[EXERCISE INPUTS]
[Begin]

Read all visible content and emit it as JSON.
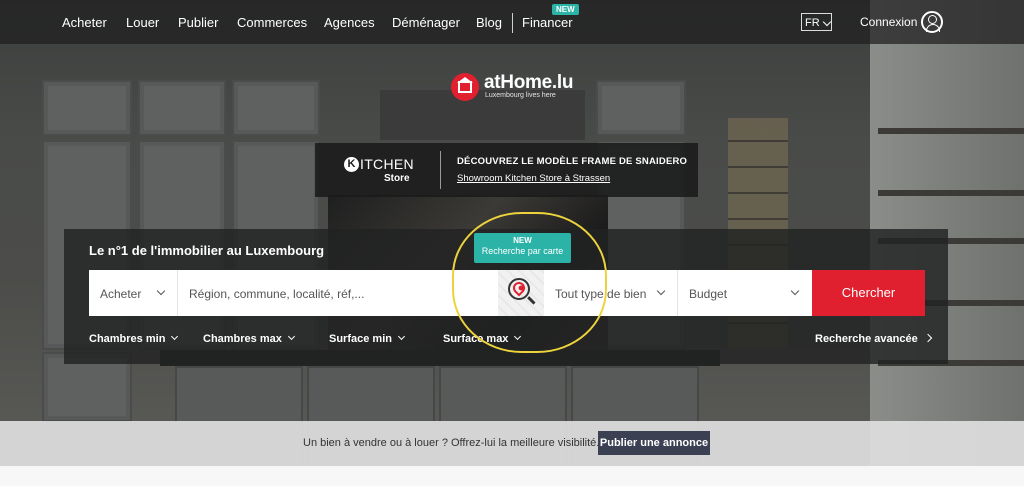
{
  "nav": {
    "items": [
      {
        "label": "Acheter"
      },
      {
        "label": "Louer"
      },
      {
        "label": "Publier"
      },
      {
        "label": "Commerces"
      },
      {
        "label": "Agences"
      },
      {
        "label": "Déménager"
      },
      {
        "label": "Blog"
      },
      {
        "label": "Financer"
      }
    ],
    "financer_badge": "NEW",
    "language": "FR",
    "login_label": "Connexion"
  },
  "logo": {
    "name": "atHome.lu",
    "tagline": "Luxembourg lives here"
  },
  "ad": {
    "brand_letter": "K",
    "brand_rest": "ITCHEN",
    "brand_sub": "Store",
    "headline": "DÉCOUVREZ LE MODÈLE FRAME DE SNAIDERO",
    "link": "Showroom Kitchen Store à Strassen"
  },
  "search": {
    "title": "Le n°1 de l'immobilier au Luxembourg",
    "map_badge_line1": "NEW",
    "map_badge_line2": "Recherche par carte",
    "transaction": "Acheter",
    "location_placeholder": "Région, commune, localité, réf,...",
    "property_type": "Tout type de bien",
    "budget": "Budget",
    "submit": "Chercher",
    "filters": [
      "Chambres min",
      "Chambres max",
      "Surface min",
      "Surface max"
    ],
    "advanced": "Recherche avancée"
  },
  "publish": {
    "text": "Un bien à vendre ou à louer ? Offrez-lui la meilleure visibilité.",
    "button": "Publier une annonce"
  },
  "colors": {
    "brand_red": "#e0202f",
    "teal_badge": "#2bb3a8",
    "publish_button": "#3b4153",
    "highlight_yellow": "#ecd33d"
  }
}
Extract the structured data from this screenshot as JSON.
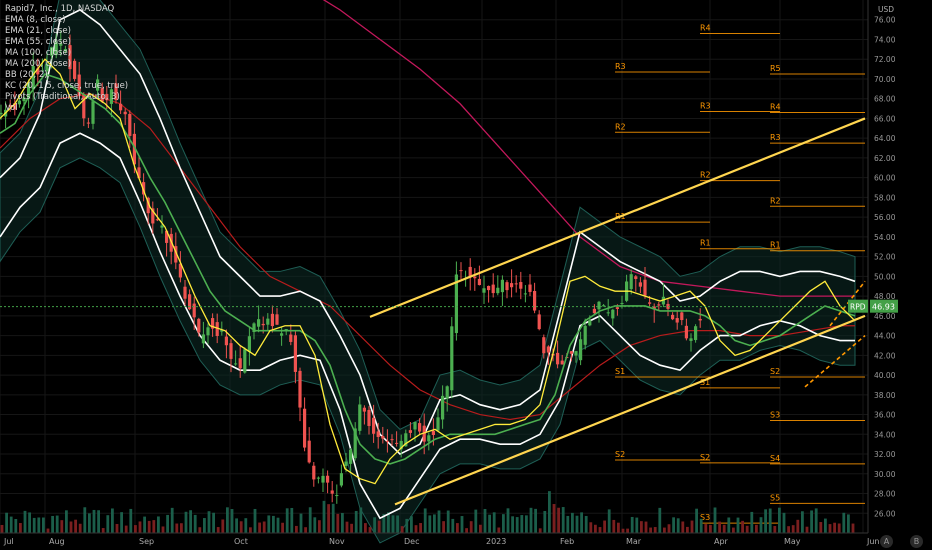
{
  "legend": [
    "Rapid7, Inc., 1D, NASDAQ",
    "EMA (8, close)",
    "EMA (21, close)",
    "EMA (55, close)",
    "MA (100, close)",
    "MA (200, close)",
    "BB (20, 2)",
    "KC (20, 1.5, close, true, true)",
    "Pivots (Traditional, Auto, 3)",
    "Vol"
  ],
  "colors": {
    "up": "#26a69a",
    "up_bright": "#4caf50",
    "down": "#ef5350",
    "ema8": "#ffeb3b",
    "ema21": "#4caf50",
    "ema55": "#b71c1c",
    "ma200": "#c2185b",
    "bands": "#ffffff",
    "keltner_fill": "#0d2b27",
    "trendline": "#ffd54f",
    "pivot": "#ff9800",
    "price_tag": "#43a047"
  },
  "buttons": {
    "a": "A",
    "b": "B"
  },
  "chart_data": {
    "type": "candlestick",
    "title": "Rapid7, Inc., 1D, NASDAQ",
    "ticker": "RPD",
    "last_price": 46.93,
    "price_unit": "USD",
    "ylim": [
      24.0,
      78.0
    ],
    "y_ticks": [
      "26.00",
      "28.00",
      "30.00",
      "32.00",
      "34.00",
      "36.00",
      "38.00",
      "40.00",
      "42.00",
      "44.00",
      "46.00",
      "48.00",
      "50.00",
      "52.00",
      "54.00",
      "56.00",
      "58.00",
      "60.00",
      "62.00",
      "64.00",
      "66.00",
      "68.00",
      "70.00",
      "72.00",
      "74.00",
      "76.00"
    ],
    "x_ticks": [
      "Jul",
      "Aug",
      "Sep",
      "Oct",
      "Nov",
      "Dec",
      "2023",
      "Feb",
      "Mar",
      "Apr",
      "May",
      "Jun"
    ],
    "x_tick_days": [
      0,
      45,
      135,
      230,
      325,
      400,
      482,
      556,
      622,
      710,
      780,
      863
    ],
    "series": [
      {
        "name": "Close",
        "days": [
          0,
          8,
          16,
          24,
          32,
          40,
          48,
          56,
          64,
          72,
          80,
          88,
          96,
          104,
          112,
          120,
          128,
          136,
          144,
          152,
          160,
          168,
          176,
          184,
          192,
          200,
          208,
          216,
          224,
          232,
          240,
          248,
          256,
          264,
          272,
          280,
          288,
          296,
          304,
          312,
          320,
          328,
          336,
          344,
          352,
          360,
          368,
          376,
          384,
          392,
          400,
          408,
          416,
          424,
          432,
          440,
          448,
          456,
          464,
          472,
          480,
          488,
          496,
          504,
          512,
          520,
          528,
          536,
          544,
          552,
          560,
          568,
          576,
          584,
          592,
          600,
          608,
          616,
          624,
          632,
          640,
          648,
          656,
          664,
          672,
          680,
          688,
          696,
          704,
          712,
          720,
          728,
          736,
          744,
          752,
          760,
          768,
          776,
          784,
          792,
          800,
          808,
          816,
          824,
          832,
          840,
          848
        ],
        "values": [
          66.5,
          67.0,
          67.5,
          68.0,
          71.0,
          70.5,
          72.0,
          73.5,
          73.0,
          71.0,
          67.5,
          65.0,
          70.0,
          67.5,
          69.0,
          67.0,
          66.0,
          60.0,
          58.5,
          55.0,
          55.5,
          53.5,
          51.0,
          48.5,
          46.0,
          43.5,
          45.0,
          44.5,
          44.0,
          41.5,
          40.5,
          44.0,
          45.0,
          45.5,
          45.5,
          44.0,
          45.0,
          40.0,
          33.5,
          29.5,
          30.0,
          28.5,
          28.0,
          31.0,
          32.5,
          37.0,
          35.5,
          33.5,
          34.0,
          33.0,
          33.0,
          34.0,
          35.0,
          33.5,
          34.0,
          36.5,
          39.5,
          50.0,
          50.5,
          49.5,
          49.0,
          48.5,
          48.0,
          49.5,
          48.5,
          49.0,
          48.5,
          46.0,
          42.0,
          42.0,
          41.0,
          42.5,
          42.0,
          45.0,
          46.5,
          47.5,
          46.5,
          47.0,
          48.0,
          51.0,
          49.0,
          47.5,
          47.0,
          47.5,
          46.0,
          45.5,
          43.5,
          45.0,
          46.93
        ]
      }
    ],
    "indicators": {
      "ema8": {
        "name": "EMA (8, close)",
        "days": [
          0,
          15,
          30,
          45,
          60,
          75,
          90,
          105,
          120,
          135,
          150,
          165,
          180,
          195,
          210,
          225,
          240,
          255,
          270,
          285,
          300,
          315,
          330,
          345,
          360,
          375,
          390,
          405,
          420,
          435,
          450,
          465,
          480,
          495,
          510,
          525,
          540,
          555,
          570,
          585,
          600,
          615,
          630,
          645,
          660,
          675,
          690,
          705,
          720,
          735,
          750,
          765,
          780,
          795,
          810,
          825,
          840,
          855
        ],
        "values": [
          66.0,
          67.5,
          70.0,
          72.0,
          70.5,
          67.0,
          68.5,
          67.5,
          66.0,
          61.0,
          57.0,
          55.0,
          51.5,
          48.0,
          45.0,
          44.5,
          43.0,
          42.0,
          44.5,
          45.0,
          45.0,
          42.0,
          35.0,
          30.5,
          29.5,
          29.0,
          31.5,
          33.0,
          34.0,
          34.5,
          33.5,
          34.0,
          34.5,
          35.0,
          35.0,
          35.5,
          37.0,
          43.0,
          49.5,
          50.0,
          49.0,
          48.5,
          48.5,
          48.0,
          47.5,
          48.0,
          48.5,
          47.0,
          43.5,
          42.0,
          42.5,
          44.0,
          45.5,
          47.0,
          48.5,
          49.5,
          47.0,
          45.5
        ]
      },
      "ema21": {
        "name": "EMA (21, close)",
        "days": [
          0,
          15,
          30,
          45,
          60,
          75,
          90,
          105,
          120,
          135,
          150,
          165,
          180,
          195,
          210,
          225,
          240,
          255,
          270,
          285,
          300,
          315,
          330,
          345,
          360,
          375,
          390,
          405,
          420,
          435,
          450,
          465,
          480,
          495,
          510,
          525,
          540,
          555,
          570,
          585,
          600,
          615,
          630,
          645,
          660,
          675,
          690,
          705,
          720,
          735,
          750,
          765,
          780,
          795,
          810,
          825,
          840,
          855
        ],
        "values": [
          64.5,
          65.5,
          68.5,
          70.5,
          70.0,
          69.0,
          68.0,
          67.0,
          65.5,
          63.0,
          60.0,
          57.5,
          54.5,
          51.5,
          48.5,
          46.5,
          45.5,
          44.5,
          44.5,
          44.5,
          44.5,
          43.5,
          41.0,
          36.5,
          33.0,
          31.5,
          31.0,
          31.5,
          32.5,
          33.5,
          34.0,
          34.0,
          34.0,
          34.0,
          34.5,
          35.0,
          35.5,
          38.0,
          43.0,
          45.5,
          46.5,
          47.0,
          47.0,
          47.0,
          46.5,
          46.5,
          46.5,
          46.0,
          45.0,
          43.5,
          43.0,
          43.5,
          44.0,
          45.0,
          46.0,
          47.0,
          46.5,
          46.0
        ]
      },
      "ema55": {
        "name": "EMA (55, close)",
        "days": [
          0,
          30,
          60,
          90,
          120,
          150,
          180,
          210,
          240,
          270,
          300,
          330,
          360,
          390,
          420,
          450,
          480,
          510,
          540,
          570,
          600,
          630,
          660,
          690,
          720,
          750,
          780,
          810,
          840,
          855
        ],
        "values": [
          63.0,
          66.0,
          68.0,
          68.5,
          67.5,
          65.0,
          61.0,
          57.0,
          53.0,
          50.0,
          48.5,
          47.0,
          44.0,
          41.0,
          38.5,
          37.0,
          36.0,
          35.5,
          36.0,
          38.5,
          41.0,
          43.0,
          44.0,
          44.5,
          44.5,
          44.0,
          44.0,
          44.5,
          45.0,
          45.0
        ]
      },
      "ma200": {
        "name": "MA (200, close)",
        "days": [
          300,
          340,
          380,
          420,
          460,
          500,
          540,
          580,
          620,
          660,
          700,
          740,
          780,
          820,
          855
        ],
        "values": [
          79.5,
          77.0,
          74.0,
          71.0,
          67.5,
          63.0,
          58.5,
          54.0,
          51.0,
          49.5,
          49.0,
          48.5,
          48.0,
          48.0,
          48.0
        ]
      },
      "bb_upper": {
        "name": "BB upper",
        "days": [
          0,
          20,
          40,
          60,
          80,
          100,
          120,
          140,
          160,
          180,
          200,
          220,
          240,
          260,
          280,
          300,
          320,
          340,
          360,
          380,
          400,
          420,
          440,
          460,
          480,
          500,
          520,
          540,
          560,
          580,
          600,
          620,
          640,
          660,
          680,
          700,
          720,
          740,
          760,
          780,
          800,
          820,
          840,
          855
        ],
        "values": [
          60.0,
          62.0,
          66.5,
          76.0,
          77.0,
          75.5,
          73.0,
          70.5,
          66.0,
          61.0,
          56.5,
          52.0,
          50.0,
          48.0,
          48.0,
          48.5,
          47.5,
          44.0,
          40.0,
          34.0,
          32.0,
          33.0,
          37.5,
          38.0,
          37.0,
          36.5,
          37.0,
          38.5,
          46.5,
          54.5,
          53.0,
          51.5,
          50.5,
          49.5,
          47.5,
          48.0,
          49.5,
          50.5,
          50.5,
          50.0,
          50.5,
          50.5,
          50.0,
          49.5
        ]
      },
      "bb_lower": {
        "name": "BB lower",
        "days": [
          0,
          20,
          40,
          60,
          80,
          100,
          120,
          140,
          160,
          180,
          200,
          220,
          240,
          260,
          280,
          300,
          320,
          340,
          360,
          380,
          400,
          420,
          440,
          460,
          480,
          500,
          520,
          540,
          560,
          580,
          600,
          620,
          640,
          660,
          680,
          700,
          720,
          740,
          760,
          780,
          800,
          820,
          840,
          855
        ],
        "values": [
          54.0,
          57.0,
          59.0,
          63.5,
          64.5,
          63.5,
          62.0,
          57.5,
          52.5,
          48.0,
          44.0,
          41.5,
          40.5,
          40.5,
          41.5,
          42.0,
          41.5,
          36.5,
          29.0,
          25.5,
          26.5,
          29.5,
          32.5,
          33.5,
          33.5,
          33.0,
          33.0,
          34.0,
          37.5,
          45.0,
          46.0,
          44.0,
          42.0,
          41.0,
          40.5,
          42.5,
          44.0,
          44.0,
          45.0,
          45.5,
          45.0,
          44.0,
          43.5,
          43.5
        ]
      },
      "trendline_upper": {
        "name": "Channel upper",
        "days": [
          370,
          865
        ],
        "values": [
          45.9,
          66.0
        ]
      },
      "trendline_lower": {
        "name": "Channel lower",
        "days": [
          395,
          865
        ],
        "values": [
          26.9,
          46.0
        ]
      }
    },
    "pivots": [
      {
        "label": "R4",
        "value": 74.6,
        "from": 700,
        "to": 780
      },
      {
        "label": "R3",
        "value": 70.7,
        "from": 615,
        "to": 710
      },
      {
        "label": "R5",
        "value": 70.5,
        "from": 770,
        "to": 865
      },
      {
        "label": "R3",
        "value": 66.7,
        "from": 700,
        "to": 780
      },
      {
        "label": "R4",
        "value": 66.6,
        "from": 770,
        "to": 865
      },
      {
        "label": "R2",
        "value": 64.6,
        "from": 615,
        "to": 710
      },
      {
        "label": "R3",
        "value": 63.5,
        "from": 770,
        "to": 865
      },
      {
        "label": "R2",
        "value": 59.7,
        "from": 700,
        "to": 780
      },
      {
        "label": "R2",
        "value": 57.1,
        "from": 770,
        "to": 865
      },
      {
        "label": "R1",
        "value": 55.5,
        "from": 615,
        "to": 710
      },
      {
        "label": "R1",
        "value": 52.8,
        "from": 700,
        "to": 780
      },
      {
        "label": "R1",
        "value": 52.6,
        "from": 770,
        "to": 865
      },
      {
        "label": "S1",
        "value": 39.8,
        "from": 615,
        "to": 710
      },
      {
        "label": "S2",
        "value": 39.8,
        "from": 770,
        "to": 865
      },
      {
        "label": "S1",
        "value": 38.7,
        "from": 700,
        "to": 780
      },
      {
        "label": "S3",
        "value": 35.4,
        "from": 770,
        "to": 865
      },
      {
        "label": "S2",
        "value": 31.4,
        "from": 615,
        "to": 710
      },
      {
        "label": "S2",
        "value": 31.1,
        "from": 700,
        "to": 780
      },
      {
        "label": "S4",
        "value": 31.0,
        "from": 770,
        "to": 865
      },
      {
        "label": "S5",
        "value": 27.0,
        "from": 770,
        "to": 865
      },
      {
        "label": "S3",
        "value": 25.0,
        "from": 700,
        "to": 780
      }
    ],
    "grid": true,
    "legend_position": "top-left"
  }
}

[End]

[EXERCISE DESCRIPTION]
Each line above that includes "type" counts once; state the total and nothing more.

[EXERCISE OUTPUT]
2